=== Listed entries ===
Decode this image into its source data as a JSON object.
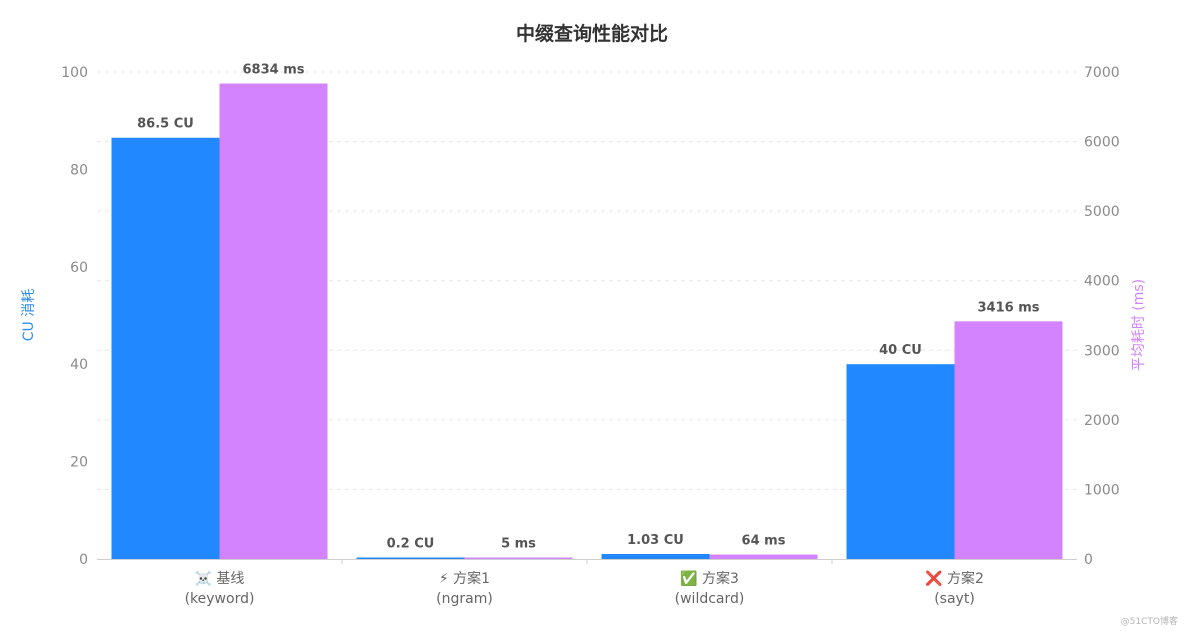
{
  "chart_data": {
    "type": "bar",
    "title": "中缀查询性能对比",
    "categories": [
      {
        "icon": "☠️",
        "name": "基线",
        "sub": "(keyword)"
      },
      {
        "icon": "⚡",
        "name": "方案1",
        "sub": "(ngram)"
      },
      {
        "icon": "✅",
        "name": "方案3",
        "sub": "(wildcard)"
      },
      {
        "icon": "❌",
        "name": "方案2",
        "sub": "(sayt)"
      }
    ],
    "series": [
      {
        "axis": "left",
        "color": "#2288ff",
        "values": [
          86.5,
          0.2,
          1.03,
          40
        ],
        "labels": [
          "86.5 CU",
          "0.2 CU",
          "1.03 CU",
          "40 CU"
        ]
      },
      {
        "axis": "right",
        "color": "#d483ff",
        "values": [
          6834,
          5,
          64,
          3416
        ],
        "labels": [
          "6834 ms",
          "5 ms",
          "64 ms",
          "3416 ms"
        ]
      }
    ],
    "ylabel_left": "CU 消耗",
    "ylabel_right": "平均耗时 (ms)",
    "ylim_left": [
      0,
      100
    ],
    "ylim_right": [
      0,
      7000
    ],
    "yticks_left": [
      "0",
      "20",
      "40",
      "60",
      "80",
      "100"
    ],
    "yticks_right": [
      "0",
      "1000",
      "2000",
      "3000",
      "4000",
      "5000",
      "6000",
      "7000"
    ],
    "grid": true
  },
  "watermark": "@51CTO博客"
}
===
▶ [Problem to solve]: Retype each line of the listing above word for word. Exclude the pictures.

▶ [Reply]:
Decode this image into its source data as a JSON object.
{
  "chart_data": {
    "type": "bar",
    "title": "中缀查询性能对比",
    "categories": [
      {
        "icon": "☠️",
        "name": "基线",
        "sub": "(keyword)"
      },
      {
        "icon": "⚡",
        "name": "方案1",
        "sub": "(ngram)"
      },
      {
        "icon": "✅",
        "name": "方案3",
        "sub": "(wildcard)"
      },
      {
        "icon": "❌",
        "name": "方案2",
        "sub": "(sayt)"
      }
    ],
    "series": [
      {
        "axis": "left",
        "color": "#2288ff",
        "values": [
          86.5,
          0.2,
          1.03,
          40
        ],
        "labels": [
          "86.5 CU",
          "0.2 CU",
          "1.03 CU",
          "40 CU"
        ]
      },
      {
        "axis": "right",
        "color": "#d483ff",
        "values": [
          6834,
          5,
          64,
          3416
        ],
        "labels": [
          "6834 ms",
          "5 ms",
          "64 ms",
          "3416 ms"
        ]
      }
    ],
    "ylabel_left": "CU 消耗",
    "ylabel_right": "平均耗时 (ms)",
    "ylim_left": [
      0,
      100
    ],
    "ylim_right": [
      0,
      7000
    ],
    "yticks_left": [
      "0",
      "20",
      "40",
      "60",
      "80",
      "100"
    ],
    "yticks_right": [
      "0",
      "1000",
      "2000",
      "3000",
      "4000",
      "5000",
      "6000",
      "7000"
    ],
    "grid": true
  },
  "watermark": "@51CTO博客"
}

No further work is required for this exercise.